• **Your objective**: Reproduce, word for word, the stretch of the passage on Jewish history in Eastern Europe from "Before World War" through "Russians and Hungarians.".

• **Quoted passage**:
On April 19, 1943, young Mordechai Anielewicz, under the slogan “We will not go like sheep to the slaughter,” led the heroic uprising of the Warsaw Ghetto. There were 55,000 Jewish victims, between those killed and deported to Nazi camps. Anielewicz died with 120 other fighters on May 8 in a bunker at 18 Mila Street…

 

Before World War II, despite the ongoing pogroms, Ukraine had a Jewish population of 2.1 million. One and a half million — 70% — were murdered in the Holocaust. In Poland, there were close to 3 million Jews; only 300,000 survived…

 

On July 4, 1946 — and this is staggering — a mob of Polish civilians, along with police and soldiers, killed 42 Jews in Kielce, Eastern Poland. They were publicly lynched — beaten to death — after returning home following the end of the war, under the pretext that they had kidnapped a Christian Polish boy for a “ritual murder”… (Unbelievable)

 

A 2019 survey conducted by the Pew Research Center found that 5% of Ukrainians rejected Jews as fellow citizens (which is odd, considering they also elected a Jewish president), compared to 23% of Lithuanians, 22% of Romanians, 19% of Czechs, 18% of Poles, and 14% of Russians and Hungarians.

• **Recorded data**:
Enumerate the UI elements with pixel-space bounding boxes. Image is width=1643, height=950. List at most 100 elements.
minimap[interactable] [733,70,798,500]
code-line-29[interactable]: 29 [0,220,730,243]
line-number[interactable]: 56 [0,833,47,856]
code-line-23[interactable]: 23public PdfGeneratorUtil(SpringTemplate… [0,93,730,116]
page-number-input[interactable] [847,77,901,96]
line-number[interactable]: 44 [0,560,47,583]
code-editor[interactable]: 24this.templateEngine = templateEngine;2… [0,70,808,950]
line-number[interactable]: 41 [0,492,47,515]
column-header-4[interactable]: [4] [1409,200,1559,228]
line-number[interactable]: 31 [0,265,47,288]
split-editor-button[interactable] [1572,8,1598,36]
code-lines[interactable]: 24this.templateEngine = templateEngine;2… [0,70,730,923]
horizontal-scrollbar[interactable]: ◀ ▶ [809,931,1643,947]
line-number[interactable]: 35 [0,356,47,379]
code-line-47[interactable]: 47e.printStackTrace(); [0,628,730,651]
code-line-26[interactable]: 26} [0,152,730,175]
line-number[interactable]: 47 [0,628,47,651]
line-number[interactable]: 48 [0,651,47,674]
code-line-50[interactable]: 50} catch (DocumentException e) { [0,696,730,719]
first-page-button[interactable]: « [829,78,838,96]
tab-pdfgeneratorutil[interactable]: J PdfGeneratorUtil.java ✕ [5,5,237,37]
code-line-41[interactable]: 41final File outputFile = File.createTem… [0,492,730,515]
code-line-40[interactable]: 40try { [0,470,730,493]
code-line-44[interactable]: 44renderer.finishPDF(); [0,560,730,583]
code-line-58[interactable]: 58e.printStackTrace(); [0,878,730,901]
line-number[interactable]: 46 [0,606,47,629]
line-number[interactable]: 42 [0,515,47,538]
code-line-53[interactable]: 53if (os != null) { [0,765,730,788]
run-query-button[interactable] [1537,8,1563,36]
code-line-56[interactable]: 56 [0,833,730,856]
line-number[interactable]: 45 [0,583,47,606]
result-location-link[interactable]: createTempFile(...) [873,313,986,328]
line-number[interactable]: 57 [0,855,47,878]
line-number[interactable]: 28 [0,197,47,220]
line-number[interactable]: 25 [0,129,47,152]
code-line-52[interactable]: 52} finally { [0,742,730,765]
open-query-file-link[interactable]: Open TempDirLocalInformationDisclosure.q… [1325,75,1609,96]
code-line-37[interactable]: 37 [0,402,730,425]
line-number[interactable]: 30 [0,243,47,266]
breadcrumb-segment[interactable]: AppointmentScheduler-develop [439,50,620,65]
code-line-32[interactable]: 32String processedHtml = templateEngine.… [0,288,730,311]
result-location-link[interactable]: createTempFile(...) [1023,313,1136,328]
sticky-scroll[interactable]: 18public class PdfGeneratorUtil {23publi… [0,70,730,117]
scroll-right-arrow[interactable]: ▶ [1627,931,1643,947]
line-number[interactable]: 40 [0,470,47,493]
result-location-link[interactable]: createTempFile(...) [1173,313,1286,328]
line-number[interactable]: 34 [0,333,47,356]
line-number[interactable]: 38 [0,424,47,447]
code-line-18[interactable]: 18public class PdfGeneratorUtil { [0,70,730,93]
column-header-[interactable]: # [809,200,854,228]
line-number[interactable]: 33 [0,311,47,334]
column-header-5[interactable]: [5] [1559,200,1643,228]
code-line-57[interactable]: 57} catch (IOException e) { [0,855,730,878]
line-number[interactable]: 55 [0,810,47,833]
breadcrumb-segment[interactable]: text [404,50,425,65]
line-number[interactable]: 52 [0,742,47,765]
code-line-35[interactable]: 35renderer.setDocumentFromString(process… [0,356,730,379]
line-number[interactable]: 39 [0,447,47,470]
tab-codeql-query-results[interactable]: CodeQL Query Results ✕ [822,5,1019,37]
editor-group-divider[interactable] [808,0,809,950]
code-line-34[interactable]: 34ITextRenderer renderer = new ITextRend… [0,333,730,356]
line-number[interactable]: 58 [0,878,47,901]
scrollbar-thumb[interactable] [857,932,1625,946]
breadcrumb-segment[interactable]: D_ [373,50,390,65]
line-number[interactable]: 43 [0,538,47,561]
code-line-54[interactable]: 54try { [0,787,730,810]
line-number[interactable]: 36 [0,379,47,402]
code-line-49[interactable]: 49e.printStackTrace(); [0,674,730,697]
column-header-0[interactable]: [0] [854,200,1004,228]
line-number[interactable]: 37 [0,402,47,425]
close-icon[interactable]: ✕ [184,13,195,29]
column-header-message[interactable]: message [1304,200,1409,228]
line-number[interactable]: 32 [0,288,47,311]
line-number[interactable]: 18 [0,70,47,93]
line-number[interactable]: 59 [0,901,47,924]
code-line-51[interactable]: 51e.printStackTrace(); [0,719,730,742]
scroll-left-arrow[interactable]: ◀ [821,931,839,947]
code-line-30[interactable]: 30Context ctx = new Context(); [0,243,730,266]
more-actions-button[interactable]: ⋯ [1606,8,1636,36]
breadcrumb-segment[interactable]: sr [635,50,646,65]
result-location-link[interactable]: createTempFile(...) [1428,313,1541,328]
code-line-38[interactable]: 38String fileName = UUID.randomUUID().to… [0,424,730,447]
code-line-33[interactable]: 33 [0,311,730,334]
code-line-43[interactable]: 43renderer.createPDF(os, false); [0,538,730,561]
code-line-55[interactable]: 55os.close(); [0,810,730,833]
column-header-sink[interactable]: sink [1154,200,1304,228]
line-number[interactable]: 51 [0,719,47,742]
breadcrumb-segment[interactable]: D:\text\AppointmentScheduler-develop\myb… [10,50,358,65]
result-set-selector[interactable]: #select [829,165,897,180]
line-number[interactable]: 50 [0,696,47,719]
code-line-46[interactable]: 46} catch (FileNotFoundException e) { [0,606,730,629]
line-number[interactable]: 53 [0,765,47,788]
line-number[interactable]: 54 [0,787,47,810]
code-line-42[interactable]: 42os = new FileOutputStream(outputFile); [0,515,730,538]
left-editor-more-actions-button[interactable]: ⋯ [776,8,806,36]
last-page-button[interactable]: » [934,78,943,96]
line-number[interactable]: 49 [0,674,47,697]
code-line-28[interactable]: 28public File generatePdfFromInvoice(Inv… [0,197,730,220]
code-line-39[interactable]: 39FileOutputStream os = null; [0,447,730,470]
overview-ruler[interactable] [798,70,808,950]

• **Solution to the problem**:
Before World War II, despite the ongoing pogroms, Ukraine had a Jewish population of 2.1 million. One and a half million — 70% — were murdered in the Holocaust. In Poland, there were close to 3 million Jews; only 300,000 survived…

 

On July 4, 1946 — and this is staggering — a mob of Polish civilians, along with police and soldiers, killed 42 Jews in Kielce, Eastern Poland. They were publicly lynched — beaten to death — after returning home following the end of the war, under the pretext that they had kidnapped a Christian Polish boy for a “ritual murder”… (Unbelievable)

 

A 2019 survey conducted by the Pew Research Center found that 5% of Ukrainians rejected Jews as fellow citizens (which is odd, considering they also elected a Jewish president), compared to 23% of Lithuanians, 22% of Romanians, 19% of Czechs, 18% of Poles, and 14% of Russians and Hungarians.